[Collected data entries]
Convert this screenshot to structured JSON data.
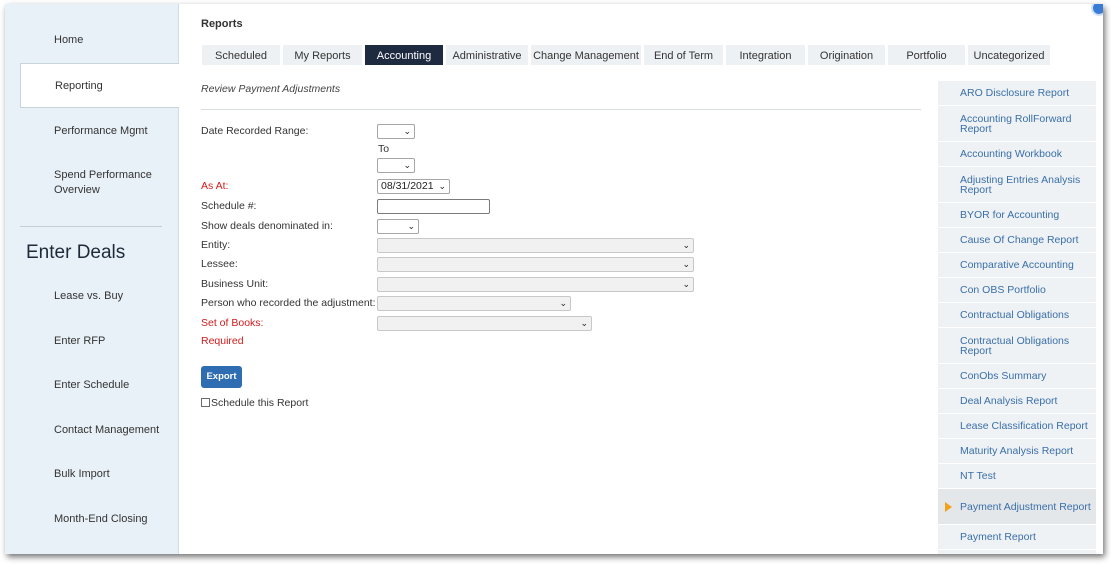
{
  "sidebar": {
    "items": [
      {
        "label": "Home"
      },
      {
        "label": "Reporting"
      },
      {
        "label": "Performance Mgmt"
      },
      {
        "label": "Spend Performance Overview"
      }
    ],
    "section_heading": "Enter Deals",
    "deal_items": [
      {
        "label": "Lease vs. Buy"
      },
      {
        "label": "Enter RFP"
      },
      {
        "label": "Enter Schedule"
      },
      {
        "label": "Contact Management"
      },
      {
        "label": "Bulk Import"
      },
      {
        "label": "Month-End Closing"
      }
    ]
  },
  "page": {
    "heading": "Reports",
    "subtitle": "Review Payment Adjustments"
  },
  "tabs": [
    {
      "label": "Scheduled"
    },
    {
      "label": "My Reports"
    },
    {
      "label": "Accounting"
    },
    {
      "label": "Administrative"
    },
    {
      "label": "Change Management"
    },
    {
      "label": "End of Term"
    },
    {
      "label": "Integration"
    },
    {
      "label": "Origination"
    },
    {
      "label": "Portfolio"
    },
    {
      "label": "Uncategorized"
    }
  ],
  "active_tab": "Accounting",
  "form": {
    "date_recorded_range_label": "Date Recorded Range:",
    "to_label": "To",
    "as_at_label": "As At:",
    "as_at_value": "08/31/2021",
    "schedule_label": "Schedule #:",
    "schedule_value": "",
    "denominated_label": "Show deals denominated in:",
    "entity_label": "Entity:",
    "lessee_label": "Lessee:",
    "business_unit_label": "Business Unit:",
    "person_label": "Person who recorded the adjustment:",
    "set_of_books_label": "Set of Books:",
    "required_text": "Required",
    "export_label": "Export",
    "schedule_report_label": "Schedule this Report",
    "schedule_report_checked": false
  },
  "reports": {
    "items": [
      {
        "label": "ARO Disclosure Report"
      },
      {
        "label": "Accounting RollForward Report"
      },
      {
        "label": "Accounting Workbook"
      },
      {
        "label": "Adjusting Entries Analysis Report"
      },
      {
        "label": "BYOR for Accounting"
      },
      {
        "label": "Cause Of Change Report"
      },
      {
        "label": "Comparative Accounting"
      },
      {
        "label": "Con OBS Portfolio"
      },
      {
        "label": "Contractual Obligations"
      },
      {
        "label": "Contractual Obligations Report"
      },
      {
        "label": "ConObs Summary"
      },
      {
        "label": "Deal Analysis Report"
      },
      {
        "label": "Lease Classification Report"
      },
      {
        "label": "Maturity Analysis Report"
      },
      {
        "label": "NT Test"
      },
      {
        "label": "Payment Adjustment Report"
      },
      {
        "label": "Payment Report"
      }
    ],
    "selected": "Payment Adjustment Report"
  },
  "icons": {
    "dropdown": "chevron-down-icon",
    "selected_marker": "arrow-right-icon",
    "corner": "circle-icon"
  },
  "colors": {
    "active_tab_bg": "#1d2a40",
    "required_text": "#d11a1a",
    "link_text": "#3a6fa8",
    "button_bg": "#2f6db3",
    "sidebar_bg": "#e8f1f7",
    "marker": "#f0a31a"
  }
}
--
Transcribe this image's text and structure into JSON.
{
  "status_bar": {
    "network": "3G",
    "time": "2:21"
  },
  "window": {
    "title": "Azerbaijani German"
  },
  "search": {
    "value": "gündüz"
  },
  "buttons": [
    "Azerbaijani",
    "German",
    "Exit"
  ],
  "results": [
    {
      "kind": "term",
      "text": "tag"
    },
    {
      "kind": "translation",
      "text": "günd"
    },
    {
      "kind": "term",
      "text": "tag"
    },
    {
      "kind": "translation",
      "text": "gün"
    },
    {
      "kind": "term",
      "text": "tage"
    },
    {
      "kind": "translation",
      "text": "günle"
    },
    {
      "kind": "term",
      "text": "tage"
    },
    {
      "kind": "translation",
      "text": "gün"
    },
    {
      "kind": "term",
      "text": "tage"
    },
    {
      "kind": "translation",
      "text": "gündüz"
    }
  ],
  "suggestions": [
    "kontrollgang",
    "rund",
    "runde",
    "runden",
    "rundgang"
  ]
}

PROBLEM REQUIREMENTS
Show all lines from the data above in which the word "Portfolio" appears.

RESULT OF THIS TASK
      "label": "Portfolio"
        "label": "Con OBS Portfolio"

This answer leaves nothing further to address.